*The data*
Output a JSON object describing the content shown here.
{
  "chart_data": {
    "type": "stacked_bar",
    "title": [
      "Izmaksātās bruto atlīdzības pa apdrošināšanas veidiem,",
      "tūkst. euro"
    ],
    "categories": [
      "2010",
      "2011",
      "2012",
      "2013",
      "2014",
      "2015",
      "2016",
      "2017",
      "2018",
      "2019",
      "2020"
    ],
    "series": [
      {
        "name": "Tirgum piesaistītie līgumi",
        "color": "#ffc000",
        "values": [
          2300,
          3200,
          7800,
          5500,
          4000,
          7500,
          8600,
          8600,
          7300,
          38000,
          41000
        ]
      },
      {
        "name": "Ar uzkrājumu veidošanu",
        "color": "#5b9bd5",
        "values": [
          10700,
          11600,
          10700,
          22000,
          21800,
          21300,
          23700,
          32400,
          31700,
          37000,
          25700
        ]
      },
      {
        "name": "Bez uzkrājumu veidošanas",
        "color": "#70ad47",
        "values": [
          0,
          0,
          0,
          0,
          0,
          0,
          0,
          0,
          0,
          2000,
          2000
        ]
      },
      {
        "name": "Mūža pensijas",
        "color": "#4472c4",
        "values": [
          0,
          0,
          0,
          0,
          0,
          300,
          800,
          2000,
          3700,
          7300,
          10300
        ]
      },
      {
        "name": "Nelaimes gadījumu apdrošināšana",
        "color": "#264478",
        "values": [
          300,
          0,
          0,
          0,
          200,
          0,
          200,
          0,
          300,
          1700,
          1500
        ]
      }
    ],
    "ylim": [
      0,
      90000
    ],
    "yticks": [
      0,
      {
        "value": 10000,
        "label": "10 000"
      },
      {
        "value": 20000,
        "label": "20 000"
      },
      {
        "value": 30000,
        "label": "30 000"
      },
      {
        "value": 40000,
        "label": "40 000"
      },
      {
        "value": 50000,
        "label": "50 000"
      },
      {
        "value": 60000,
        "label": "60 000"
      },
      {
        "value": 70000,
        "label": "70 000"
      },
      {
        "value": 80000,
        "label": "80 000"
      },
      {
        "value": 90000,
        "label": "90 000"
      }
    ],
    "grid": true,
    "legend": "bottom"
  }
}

*Short exercise*
Pick out and copy every line that contains the word "uzkrājumu".

*Reply*
        "name": "Ar uzkrājumu veidošanu",
        "name": "Bez uzkrājumu veidošanas",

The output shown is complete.